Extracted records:
---

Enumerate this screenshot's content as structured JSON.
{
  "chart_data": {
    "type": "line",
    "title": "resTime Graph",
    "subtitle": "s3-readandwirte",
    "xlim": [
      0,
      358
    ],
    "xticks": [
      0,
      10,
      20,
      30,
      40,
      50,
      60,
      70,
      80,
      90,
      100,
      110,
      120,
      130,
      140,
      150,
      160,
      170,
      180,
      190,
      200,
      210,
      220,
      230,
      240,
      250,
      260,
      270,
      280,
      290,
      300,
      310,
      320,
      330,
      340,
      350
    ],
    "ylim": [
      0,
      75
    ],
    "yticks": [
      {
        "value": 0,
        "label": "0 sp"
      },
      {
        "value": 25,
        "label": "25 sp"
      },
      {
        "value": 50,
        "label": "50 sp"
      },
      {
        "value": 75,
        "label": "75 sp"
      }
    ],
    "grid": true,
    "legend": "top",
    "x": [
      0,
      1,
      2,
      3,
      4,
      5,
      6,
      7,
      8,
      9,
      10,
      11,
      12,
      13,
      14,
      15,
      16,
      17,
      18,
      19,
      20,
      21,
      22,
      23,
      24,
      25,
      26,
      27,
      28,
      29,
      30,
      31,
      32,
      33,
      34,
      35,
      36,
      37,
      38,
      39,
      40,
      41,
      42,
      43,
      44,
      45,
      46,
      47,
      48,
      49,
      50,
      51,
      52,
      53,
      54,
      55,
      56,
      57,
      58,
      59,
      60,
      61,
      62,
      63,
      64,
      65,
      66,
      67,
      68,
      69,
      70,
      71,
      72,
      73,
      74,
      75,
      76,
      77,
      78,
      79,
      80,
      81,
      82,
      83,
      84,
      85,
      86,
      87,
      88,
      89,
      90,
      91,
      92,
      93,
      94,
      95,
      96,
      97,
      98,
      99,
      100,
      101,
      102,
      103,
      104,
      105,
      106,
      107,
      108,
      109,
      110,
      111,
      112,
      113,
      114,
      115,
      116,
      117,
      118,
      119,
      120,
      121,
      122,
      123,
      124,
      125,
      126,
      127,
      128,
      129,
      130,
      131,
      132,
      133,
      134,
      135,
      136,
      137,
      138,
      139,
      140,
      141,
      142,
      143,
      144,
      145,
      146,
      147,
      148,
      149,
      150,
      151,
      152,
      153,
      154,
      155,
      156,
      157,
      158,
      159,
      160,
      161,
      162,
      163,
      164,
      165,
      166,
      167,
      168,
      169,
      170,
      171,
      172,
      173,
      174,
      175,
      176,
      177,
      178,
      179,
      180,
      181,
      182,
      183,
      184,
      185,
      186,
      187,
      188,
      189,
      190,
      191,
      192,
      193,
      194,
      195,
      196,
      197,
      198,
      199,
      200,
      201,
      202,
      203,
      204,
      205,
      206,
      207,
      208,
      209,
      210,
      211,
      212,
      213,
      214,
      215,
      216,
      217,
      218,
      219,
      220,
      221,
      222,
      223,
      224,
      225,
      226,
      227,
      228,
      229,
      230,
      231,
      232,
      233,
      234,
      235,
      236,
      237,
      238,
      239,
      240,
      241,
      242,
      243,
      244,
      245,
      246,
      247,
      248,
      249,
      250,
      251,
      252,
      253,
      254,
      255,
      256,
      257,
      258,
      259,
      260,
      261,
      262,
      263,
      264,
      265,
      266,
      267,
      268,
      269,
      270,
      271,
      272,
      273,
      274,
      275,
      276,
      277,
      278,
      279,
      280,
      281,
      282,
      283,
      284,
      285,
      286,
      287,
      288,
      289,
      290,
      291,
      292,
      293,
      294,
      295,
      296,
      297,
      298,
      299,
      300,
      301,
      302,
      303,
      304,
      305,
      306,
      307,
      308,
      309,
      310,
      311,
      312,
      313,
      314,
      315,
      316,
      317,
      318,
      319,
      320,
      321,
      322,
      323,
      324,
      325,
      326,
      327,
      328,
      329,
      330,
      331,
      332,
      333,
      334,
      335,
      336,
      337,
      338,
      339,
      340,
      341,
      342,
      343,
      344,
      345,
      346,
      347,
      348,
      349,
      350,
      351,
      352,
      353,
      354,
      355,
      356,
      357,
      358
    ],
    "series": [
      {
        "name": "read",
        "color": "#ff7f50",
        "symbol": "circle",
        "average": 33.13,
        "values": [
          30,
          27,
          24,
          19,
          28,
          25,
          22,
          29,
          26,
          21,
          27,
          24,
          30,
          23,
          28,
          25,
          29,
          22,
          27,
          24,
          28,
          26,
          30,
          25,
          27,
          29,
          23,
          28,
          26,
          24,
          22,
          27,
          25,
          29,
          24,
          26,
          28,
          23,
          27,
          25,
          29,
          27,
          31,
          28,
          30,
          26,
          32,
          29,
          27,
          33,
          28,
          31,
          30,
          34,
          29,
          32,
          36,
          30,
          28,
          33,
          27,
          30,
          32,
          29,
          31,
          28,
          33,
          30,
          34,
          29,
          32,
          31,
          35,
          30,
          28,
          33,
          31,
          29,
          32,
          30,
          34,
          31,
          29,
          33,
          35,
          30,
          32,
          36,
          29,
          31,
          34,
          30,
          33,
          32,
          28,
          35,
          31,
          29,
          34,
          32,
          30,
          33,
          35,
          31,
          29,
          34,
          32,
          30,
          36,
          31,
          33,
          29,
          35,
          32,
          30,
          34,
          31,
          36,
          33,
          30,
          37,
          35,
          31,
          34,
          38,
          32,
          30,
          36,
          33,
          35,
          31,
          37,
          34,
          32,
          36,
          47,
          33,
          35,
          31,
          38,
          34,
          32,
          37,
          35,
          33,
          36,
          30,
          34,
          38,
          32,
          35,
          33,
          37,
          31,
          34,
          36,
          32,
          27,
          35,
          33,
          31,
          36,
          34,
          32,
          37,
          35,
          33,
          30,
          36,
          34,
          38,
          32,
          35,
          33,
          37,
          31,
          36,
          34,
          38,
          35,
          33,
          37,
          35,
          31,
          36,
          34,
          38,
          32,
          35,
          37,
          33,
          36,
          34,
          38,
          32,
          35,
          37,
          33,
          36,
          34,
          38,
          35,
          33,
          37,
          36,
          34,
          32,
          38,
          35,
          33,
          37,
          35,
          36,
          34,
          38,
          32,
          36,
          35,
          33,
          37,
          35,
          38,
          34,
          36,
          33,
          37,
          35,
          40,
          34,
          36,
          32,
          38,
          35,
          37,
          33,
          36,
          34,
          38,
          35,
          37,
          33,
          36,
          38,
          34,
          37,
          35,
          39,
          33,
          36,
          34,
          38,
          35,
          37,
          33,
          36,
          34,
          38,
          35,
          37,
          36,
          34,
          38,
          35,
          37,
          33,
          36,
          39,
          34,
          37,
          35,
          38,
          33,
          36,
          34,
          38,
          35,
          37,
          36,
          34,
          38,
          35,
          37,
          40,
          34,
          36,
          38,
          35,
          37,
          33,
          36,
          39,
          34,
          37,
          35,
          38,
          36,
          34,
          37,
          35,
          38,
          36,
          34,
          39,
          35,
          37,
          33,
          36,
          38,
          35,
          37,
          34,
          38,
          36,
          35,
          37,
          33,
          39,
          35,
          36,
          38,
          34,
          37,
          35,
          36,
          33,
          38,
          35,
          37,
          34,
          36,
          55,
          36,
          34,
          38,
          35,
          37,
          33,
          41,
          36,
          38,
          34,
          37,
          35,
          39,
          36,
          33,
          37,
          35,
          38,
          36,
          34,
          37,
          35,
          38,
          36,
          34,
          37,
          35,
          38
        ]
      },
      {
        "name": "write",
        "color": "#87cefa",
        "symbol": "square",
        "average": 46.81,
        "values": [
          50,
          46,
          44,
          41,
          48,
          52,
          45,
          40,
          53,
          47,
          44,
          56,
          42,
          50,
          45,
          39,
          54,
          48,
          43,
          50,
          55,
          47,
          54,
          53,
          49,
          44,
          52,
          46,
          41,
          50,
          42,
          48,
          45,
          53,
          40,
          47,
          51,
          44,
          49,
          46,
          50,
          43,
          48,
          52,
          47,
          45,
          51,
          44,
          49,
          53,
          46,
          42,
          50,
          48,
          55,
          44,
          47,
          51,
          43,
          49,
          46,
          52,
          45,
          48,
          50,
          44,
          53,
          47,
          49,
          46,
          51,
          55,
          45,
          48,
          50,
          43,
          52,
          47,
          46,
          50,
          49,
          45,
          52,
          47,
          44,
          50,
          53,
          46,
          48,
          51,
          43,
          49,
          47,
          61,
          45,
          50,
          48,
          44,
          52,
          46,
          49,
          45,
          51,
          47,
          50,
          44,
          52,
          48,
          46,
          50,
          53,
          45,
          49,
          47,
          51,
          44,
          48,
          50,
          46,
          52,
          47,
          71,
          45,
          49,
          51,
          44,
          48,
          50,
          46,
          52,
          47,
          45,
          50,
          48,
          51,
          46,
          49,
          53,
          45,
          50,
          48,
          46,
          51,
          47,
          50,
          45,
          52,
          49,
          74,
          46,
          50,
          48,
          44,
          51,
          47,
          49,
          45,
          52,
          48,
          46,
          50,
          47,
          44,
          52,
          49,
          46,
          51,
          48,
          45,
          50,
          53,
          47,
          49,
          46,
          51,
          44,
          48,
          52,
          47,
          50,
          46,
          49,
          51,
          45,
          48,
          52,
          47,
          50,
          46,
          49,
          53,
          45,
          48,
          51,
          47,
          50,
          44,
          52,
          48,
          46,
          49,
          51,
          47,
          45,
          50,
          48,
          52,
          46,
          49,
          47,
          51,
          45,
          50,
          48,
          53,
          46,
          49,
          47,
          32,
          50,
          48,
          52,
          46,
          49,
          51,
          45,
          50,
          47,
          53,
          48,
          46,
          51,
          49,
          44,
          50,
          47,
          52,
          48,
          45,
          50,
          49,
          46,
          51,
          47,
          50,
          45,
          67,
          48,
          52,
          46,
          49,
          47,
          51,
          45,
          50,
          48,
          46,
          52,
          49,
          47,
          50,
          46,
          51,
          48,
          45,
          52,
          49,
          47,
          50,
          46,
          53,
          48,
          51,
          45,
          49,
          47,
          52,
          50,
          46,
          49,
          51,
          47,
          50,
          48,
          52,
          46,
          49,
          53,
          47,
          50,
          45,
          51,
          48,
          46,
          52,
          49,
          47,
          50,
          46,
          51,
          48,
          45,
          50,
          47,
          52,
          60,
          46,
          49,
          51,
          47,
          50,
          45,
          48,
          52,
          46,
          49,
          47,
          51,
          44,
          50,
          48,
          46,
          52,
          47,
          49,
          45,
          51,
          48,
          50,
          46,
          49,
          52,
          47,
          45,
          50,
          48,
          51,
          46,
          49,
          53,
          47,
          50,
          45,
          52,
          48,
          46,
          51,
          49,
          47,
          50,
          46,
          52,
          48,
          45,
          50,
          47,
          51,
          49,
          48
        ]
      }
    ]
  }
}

---

- [Problem statement]
List all lines where "label" occurs.

- [Full output]
        "label": "0 sp"
        "label": "25 sp"
        "label": "50 sp"
        "label": "75 sp"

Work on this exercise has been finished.